Direction:
Transcribe each record exactly. Include every one.

Data section:
»»

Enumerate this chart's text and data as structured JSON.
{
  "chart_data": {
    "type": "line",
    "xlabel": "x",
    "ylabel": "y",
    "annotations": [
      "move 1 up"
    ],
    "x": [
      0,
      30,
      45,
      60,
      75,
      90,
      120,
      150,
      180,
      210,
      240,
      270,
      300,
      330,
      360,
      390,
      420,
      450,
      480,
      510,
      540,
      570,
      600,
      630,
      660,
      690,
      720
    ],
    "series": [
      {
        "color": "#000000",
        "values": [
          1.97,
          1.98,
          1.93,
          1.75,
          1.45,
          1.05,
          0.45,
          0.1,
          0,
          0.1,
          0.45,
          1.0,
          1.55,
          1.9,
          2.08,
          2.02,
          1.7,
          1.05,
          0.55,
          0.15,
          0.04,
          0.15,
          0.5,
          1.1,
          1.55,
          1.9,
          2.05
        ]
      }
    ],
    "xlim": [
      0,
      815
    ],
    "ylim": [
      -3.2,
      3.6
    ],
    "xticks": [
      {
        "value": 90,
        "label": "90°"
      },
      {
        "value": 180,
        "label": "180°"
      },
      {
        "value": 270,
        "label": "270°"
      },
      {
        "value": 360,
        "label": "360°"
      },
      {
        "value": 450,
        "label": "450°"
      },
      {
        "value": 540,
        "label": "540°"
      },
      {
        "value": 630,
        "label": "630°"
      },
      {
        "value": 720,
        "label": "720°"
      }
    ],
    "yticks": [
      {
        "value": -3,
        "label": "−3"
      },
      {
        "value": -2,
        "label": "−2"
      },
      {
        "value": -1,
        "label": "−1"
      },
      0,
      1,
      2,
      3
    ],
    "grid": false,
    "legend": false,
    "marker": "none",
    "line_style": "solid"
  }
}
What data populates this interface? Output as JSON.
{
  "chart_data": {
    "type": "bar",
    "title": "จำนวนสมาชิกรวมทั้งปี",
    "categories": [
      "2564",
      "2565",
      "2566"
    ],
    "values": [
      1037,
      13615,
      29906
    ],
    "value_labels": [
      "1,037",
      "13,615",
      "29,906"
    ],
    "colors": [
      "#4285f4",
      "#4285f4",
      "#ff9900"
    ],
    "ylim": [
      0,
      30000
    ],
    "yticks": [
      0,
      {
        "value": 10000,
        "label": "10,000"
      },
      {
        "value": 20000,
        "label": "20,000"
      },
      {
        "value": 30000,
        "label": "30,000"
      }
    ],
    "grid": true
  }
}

««

Result of this task:
Enumerate this chart's text and data as structured JSON.
{
  "chart_data": {
    "type": "line",
    "xlabel": "x",
    "ylabel": "y",
    "annotations": [
      "move 1 up"
    ],
    "x": [
      0,
      30,
      45,
      60,
      75,
      90,
      120,
      150,
      180,
      210,
      240,
      270,
      300,
      330,
      360,
      390,
      420,
      450,
      480,
      510,
      540,
      570,
      600,
      630,
      660,
      690,
      720
    ],
    "series": [
      {
        "color": "#000000",
        "values": [
          1.97,
          1.98,
          1.93,
          1.75,
          1.45,
          1.05,
          0.45,
          0.1,
          0,
          0.1,
          0.45,
          1.0,
          1.55,
          1.9,
          2.08,
          2.02,
          1.7,
          1.05,
          0.55,
          0.15,
          0.04,
          0.15,
          0.5,
          1.1,
          1.55,
          1.9,
          2.05
        ]
      }
    ],
    "xlim": [
      0,
      815
    ],
    "ylim": [
      -3.2,
      3.6
    ],
    "xticks": [
      {
        "value": 90,
        "label": "90°"
      },
      {
        "value": 180,
        "label": "180°"
      },
      {
        "value": 270,
        "label": "270°"
      },
      {
        "value": 360,
        "label": "360°"
      },
      {
        "value": 450,
        "label": "450°"
      },
      {
        "value": 540,
        "label": "540°"
      },
      {
        "value": 630,
        "label": "630°"
      },
      {
        "value": 720,
        "label": "720°"
      }
    ],
    "yticks": [
      {
        "value": -3,
        "label": "−3"
      },
      {
        "value": -2,
        "label": "−2"
      },
      {
        "value": -1,
        "label": "−1"
      },
      0,
      1,
      2,
      3
    ],
    "grid": false,
    "legend": false,
    "marker": "none",
    "line_style": "solid"
  }
}
What data populates this interface? Output as JSON.
{
  "chart_data": {
    "type": "bar",
    "title": "จำนวนสมาชิกรวมทั้งปี",
    "categories": [
      "2564",
      "2565",
      "2566"
    ],
    "values": [
      1037,
      13615,
      29906
    ],
    "value_labels": [
      "1,037",
      "13,615",
      "29,906"
    ],
    "colors": [
      "#4285f4",
      "#4285f4",
      "#ff9900"
    ],
    "ylim": [
      0,
      30000
    ],
    "yticks": [
      0,
      {
        "value": 10000,
        "label": "10,000"
      },
      {
        "value": 20000,
        "label": "20,000"
      },
      {
        "value": 30000,
        "label": "30,000"
      }
    ],
    "grid": true
  }
}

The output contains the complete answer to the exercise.